#### Fragmento

23 de julio de 2014

Visitas de verano


No es mal momento, el de la molicie y los días dilatados, para descubrir o retomar, según cada uno, la obra de Theo Angelopoulos, quien entendió el cine como exploración de la realidad y como “forma de resistencia ante el deteriorado mundo en que vivimos.”
Su cine se encuentra en las antípodas del cine-evasión, producto de consumo efímero al servicio del interés comercial e ideológico (entendido con Marx: mentira al servicio de la dominación y opio que distrae de la miseria cotidiana, vista ya como algo natural). Es una obra pensada y sentida, exige un trabajo intelectual al espectador, y no se deja deglutir junto a las palomitas y el refresco. «Yo trato de contar historias de un modo…, a mi modo: respetando al máximo a esa gente que las va a ver, considerando al espectador no como un consumidor pasivo sino como otra cosa, alguien que escucha, un interlocutor al mismo nivel.»
Exige también una sensibilidad desprejuiciada, dispuesta a romper con cadenas de imágenes compulsivas y sonidos atronantes. Su ritmo pausado resultará desconcertante para los mirones de hoy en día, sometidos a estética de videoclip e historias de anuncio televisivo. Y es que Angelopoulos tomaba el café al estilo oriental, gota a gota, saboreándolo y, del mismo modo, no se bebe el tiempo en sus películas, se saborea. No menos sorprendentes serán sus bandas sonoras para el espectador de hoy, habituado a la saturación de un sonido hipertrofiado en las salas de cine.
Desde estas advertencias hemos de acercarnos a su cine, dejándonos llevar por el poder de sus imágenes y el rico contenido que encierran.

########

__Lo que se pide__.
Responde estas preguntas sobre el texto dedicado al cine de Theo Angelopoulos:
1. ¿Cómo entendió Angelopoulos el cine?
2. ¿De qué manera tomaba el café?
3. Según sus propias palabras, ¿cómo considera al espectador?
El listado no interviene en nada de esto.

#### Entradas proporcionadas

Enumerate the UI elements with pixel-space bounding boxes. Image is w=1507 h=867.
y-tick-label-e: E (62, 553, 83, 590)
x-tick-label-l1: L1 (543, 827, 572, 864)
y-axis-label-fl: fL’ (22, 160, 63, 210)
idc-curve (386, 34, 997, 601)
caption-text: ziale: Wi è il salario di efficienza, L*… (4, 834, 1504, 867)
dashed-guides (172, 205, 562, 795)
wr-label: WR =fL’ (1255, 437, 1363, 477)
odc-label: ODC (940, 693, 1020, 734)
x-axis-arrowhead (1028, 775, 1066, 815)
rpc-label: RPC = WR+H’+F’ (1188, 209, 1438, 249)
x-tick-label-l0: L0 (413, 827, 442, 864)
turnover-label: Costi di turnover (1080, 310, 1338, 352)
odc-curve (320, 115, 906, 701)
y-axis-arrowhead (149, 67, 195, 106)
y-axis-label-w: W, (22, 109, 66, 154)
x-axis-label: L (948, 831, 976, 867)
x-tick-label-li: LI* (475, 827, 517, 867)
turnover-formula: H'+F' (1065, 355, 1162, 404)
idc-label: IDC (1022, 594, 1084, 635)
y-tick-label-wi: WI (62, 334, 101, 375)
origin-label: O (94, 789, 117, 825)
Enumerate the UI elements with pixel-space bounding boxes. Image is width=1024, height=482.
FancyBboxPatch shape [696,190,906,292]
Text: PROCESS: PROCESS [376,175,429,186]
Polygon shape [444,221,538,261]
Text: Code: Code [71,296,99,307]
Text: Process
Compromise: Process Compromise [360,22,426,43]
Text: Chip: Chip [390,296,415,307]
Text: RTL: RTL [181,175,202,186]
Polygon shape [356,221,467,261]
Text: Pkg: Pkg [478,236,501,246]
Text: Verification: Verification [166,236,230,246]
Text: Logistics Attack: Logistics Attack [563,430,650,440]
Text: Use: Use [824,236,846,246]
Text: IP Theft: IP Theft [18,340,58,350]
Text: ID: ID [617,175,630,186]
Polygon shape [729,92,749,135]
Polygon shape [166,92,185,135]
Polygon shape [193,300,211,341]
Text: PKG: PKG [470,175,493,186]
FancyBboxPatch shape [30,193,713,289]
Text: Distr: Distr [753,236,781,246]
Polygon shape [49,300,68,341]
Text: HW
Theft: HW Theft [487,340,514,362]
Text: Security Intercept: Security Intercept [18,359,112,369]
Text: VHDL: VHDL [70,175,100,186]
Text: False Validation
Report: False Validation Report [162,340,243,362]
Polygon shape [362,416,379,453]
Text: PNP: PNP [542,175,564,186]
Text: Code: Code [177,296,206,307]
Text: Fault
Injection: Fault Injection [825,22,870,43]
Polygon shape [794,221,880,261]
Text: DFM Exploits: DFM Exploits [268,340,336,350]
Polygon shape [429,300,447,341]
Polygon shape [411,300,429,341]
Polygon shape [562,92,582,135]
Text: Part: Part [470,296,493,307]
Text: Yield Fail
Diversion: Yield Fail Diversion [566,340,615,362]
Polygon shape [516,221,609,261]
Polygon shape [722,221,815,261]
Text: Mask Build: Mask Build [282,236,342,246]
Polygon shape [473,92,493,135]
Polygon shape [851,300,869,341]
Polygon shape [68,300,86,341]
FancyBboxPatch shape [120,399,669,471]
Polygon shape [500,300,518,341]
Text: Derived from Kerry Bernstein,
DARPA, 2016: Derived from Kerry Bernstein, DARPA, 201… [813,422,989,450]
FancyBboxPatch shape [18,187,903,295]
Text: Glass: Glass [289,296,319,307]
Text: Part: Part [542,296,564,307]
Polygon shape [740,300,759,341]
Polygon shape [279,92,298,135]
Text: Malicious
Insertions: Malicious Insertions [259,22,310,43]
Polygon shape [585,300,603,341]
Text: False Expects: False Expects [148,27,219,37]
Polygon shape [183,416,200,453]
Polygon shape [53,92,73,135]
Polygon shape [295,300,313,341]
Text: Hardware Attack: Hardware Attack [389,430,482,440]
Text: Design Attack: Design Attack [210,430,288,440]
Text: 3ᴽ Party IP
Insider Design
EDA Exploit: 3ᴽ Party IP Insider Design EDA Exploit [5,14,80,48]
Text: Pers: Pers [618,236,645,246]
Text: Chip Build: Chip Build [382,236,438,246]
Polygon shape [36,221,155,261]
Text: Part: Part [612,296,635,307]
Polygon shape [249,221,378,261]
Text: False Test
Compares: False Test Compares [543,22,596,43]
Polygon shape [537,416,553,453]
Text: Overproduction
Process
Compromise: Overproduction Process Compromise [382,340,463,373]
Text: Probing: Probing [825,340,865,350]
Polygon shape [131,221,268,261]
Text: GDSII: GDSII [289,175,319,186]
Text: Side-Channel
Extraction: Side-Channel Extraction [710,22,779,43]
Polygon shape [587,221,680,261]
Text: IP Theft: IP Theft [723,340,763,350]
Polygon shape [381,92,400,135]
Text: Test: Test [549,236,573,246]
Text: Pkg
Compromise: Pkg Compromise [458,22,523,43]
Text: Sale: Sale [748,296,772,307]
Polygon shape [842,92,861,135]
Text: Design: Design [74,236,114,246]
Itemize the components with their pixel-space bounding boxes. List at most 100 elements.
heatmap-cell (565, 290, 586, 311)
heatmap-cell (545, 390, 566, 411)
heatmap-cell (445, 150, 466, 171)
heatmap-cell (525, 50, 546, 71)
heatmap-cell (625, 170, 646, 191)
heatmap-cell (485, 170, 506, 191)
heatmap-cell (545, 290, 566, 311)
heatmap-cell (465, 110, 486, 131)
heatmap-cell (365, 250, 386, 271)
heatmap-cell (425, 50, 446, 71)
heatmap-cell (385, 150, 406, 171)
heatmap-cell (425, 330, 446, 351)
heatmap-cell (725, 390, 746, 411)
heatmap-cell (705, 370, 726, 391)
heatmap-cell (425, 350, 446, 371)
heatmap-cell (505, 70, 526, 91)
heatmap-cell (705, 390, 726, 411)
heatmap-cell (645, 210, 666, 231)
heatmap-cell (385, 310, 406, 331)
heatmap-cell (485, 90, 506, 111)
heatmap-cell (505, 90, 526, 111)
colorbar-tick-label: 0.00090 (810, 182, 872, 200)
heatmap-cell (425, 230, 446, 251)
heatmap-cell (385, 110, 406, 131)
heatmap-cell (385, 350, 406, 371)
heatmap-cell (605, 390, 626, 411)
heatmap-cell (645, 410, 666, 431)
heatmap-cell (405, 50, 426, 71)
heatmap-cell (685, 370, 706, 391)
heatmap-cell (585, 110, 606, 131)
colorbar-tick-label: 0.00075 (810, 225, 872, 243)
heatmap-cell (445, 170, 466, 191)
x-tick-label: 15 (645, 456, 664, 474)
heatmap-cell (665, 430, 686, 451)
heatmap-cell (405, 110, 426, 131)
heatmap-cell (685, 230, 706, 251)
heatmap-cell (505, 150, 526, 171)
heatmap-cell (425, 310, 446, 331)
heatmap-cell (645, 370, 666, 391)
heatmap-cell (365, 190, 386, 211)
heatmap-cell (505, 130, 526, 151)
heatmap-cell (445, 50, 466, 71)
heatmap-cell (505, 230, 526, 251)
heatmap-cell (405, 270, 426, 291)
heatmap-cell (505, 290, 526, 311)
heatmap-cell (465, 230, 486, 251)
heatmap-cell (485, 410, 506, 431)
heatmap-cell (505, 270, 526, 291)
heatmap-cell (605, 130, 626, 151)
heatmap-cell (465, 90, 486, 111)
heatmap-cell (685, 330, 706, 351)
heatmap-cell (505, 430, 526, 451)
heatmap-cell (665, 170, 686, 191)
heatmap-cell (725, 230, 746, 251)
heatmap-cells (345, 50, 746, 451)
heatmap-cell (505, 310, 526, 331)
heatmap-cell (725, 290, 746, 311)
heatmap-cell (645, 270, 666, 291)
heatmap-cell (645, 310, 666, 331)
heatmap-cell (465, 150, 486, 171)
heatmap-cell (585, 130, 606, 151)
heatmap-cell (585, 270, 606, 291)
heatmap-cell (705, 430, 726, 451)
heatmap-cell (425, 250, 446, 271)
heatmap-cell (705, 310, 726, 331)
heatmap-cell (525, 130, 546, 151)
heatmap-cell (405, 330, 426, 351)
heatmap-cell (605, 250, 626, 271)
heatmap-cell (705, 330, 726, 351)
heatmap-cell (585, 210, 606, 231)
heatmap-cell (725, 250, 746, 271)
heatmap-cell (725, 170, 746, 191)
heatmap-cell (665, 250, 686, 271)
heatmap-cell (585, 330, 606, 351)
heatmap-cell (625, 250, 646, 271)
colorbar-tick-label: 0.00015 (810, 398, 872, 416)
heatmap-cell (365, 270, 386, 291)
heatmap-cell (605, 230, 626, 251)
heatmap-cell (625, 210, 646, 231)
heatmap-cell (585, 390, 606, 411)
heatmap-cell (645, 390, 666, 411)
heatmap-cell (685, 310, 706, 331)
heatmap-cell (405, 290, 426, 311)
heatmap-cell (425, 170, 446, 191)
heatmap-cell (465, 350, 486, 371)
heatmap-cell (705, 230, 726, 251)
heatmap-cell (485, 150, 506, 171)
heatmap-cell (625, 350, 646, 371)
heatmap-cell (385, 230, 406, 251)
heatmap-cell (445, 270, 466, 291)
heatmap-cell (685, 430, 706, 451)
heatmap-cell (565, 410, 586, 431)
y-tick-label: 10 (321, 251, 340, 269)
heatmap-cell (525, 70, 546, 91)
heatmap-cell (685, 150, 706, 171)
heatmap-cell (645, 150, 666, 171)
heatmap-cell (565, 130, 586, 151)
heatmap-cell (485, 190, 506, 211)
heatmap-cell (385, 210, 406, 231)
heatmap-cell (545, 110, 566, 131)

########

__Resultado de la tarea__.
1. Como exploración de la realidad y como "forma de resistencia ante el deteriorado mundo en que vivimos".
2. Al estilo oriental, gota a gota, saboreándolo.
3. No como un consumidor pasivo, sino como alguien que escucha, un interlocutor al mismo nivel.